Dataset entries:
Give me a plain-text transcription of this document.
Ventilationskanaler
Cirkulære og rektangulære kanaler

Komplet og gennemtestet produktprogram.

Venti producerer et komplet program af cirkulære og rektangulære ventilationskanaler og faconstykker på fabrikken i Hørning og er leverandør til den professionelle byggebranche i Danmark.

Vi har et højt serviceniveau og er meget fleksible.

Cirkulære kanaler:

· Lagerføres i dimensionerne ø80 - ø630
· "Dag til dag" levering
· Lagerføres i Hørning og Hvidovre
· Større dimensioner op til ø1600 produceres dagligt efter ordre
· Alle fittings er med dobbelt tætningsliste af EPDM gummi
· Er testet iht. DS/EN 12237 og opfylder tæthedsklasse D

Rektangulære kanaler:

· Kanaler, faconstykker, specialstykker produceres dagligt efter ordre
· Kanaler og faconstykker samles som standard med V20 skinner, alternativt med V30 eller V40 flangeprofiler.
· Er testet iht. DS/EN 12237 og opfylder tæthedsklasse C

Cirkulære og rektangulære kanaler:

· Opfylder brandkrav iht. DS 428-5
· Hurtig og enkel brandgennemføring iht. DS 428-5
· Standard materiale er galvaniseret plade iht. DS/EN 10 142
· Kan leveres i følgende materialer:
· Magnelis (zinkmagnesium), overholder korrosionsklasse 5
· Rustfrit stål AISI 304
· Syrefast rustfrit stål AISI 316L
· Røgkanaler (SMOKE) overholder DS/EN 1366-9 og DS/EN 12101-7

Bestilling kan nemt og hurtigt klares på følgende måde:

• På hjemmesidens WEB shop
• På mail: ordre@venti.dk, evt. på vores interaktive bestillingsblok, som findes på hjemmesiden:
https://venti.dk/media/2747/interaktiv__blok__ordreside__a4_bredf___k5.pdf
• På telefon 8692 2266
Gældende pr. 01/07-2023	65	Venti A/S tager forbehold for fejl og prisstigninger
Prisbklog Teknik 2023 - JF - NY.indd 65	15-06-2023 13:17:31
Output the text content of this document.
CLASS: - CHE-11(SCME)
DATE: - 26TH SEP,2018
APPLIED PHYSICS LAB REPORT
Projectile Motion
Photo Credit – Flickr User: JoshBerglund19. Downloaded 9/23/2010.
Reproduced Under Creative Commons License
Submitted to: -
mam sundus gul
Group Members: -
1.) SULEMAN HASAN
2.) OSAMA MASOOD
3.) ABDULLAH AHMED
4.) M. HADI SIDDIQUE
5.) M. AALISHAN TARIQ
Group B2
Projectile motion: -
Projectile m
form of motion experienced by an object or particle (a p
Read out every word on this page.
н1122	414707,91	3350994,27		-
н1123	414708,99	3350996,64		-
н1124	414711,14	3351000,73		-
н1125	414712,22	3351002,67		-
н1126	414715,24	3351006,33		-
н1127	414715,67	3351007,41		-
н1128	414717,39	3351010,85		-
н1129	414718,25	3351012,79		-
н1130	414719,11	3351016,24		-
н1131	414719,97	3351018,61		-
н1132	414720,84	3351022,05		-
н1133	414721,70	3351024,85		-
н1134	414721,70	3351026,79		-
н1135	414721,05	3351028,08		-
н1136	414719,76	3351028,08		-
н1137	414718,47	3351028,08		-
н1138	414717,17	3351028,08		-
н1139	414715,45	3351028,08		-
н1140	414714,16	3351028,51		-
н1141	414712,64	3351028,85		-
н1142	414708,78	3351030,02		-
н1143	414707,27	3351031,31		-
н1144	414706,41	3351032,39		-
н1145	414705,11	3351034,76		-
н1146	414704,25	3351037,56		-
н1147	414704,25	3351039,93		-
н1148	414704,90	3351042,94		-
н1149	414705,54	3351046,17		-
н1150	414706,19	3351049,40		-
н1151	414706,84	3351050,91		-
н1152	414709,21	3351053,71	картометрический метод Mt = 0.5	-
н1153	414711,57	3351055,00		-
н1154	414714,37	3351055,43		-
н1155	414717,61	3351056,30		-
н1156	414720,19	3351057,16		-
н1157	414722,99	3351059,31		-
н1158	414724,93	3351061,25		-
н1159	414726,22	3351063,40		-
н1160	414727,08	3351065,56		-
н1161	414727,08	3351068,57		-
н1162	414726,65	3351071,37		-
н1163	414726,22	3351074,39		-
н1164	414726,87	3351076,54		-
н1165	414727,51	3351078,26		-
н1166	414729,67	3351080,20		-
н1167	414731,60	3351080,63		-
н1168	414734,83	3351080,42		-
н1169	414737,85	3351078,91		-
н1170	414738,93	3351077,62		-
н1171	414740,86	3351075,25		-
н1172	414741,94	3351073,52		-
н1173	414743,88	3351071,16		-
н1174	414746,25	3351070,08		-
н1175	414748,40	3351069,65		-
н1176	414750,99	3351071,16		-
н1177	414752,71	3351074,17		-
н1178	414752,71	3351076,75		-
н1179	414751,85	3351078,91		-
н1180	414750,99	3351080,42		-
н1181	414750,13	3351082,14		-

• [Written instruction]
Scan the lines for the string "this". Pick out every line that has it.

• [Result of the task]
Give me a plain-text transcription of this document.
Output the text content of this document.
Read out every word on this page.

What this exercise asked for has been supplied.